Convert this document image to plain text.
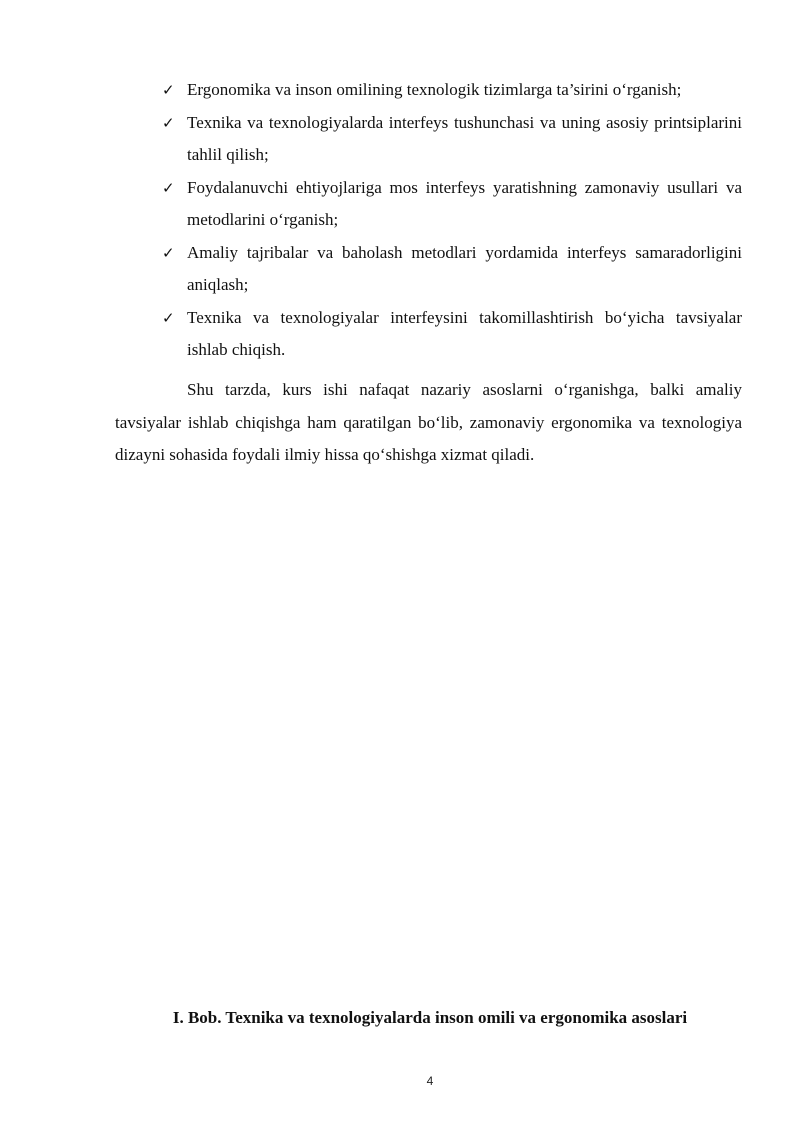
✓ Ergonomika va inson omilining texnologik tizimlarga ta’sirini o‘rganish;
✓ Texnika va texnologiyalarda interfeys tushunchasi va uning asosiy printsiplarini tahlil qilish;
✓ Foydalanuvchi ehtiyojlariga mos interfeys yaratishning zamonaviy usullari va metodlarini o‘rganish;
✓ Amaliy tajribalar va baholash metodlari yordamida interfeys samaradorligini aniqlash;
✓ Texnika va texnologiyalar interfeysini takomillashtirish bo‘yicha tavsiyalar ishlab chiqish.

Shu tarzda, kurs ishi nafaqat nazariy asoslarni o‘rganishga, balki amaliy tavsiyalar ishlab chiqishga ham qaratilgan bo‘lib, zamonaviy ergonomika va texnologiya dizayni sohasida foydali ilmiy hissa qo‘shishga xizmat qiladi.

I. Bob. Texnika va texnologiyalarda inson omili va ergonomika asoslari
4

● **TASK DIRECTIONS**: Work out the number of lines in this listing that include the word "Texnika". Reply with that number only.

● **COMPLETED TASK**: 3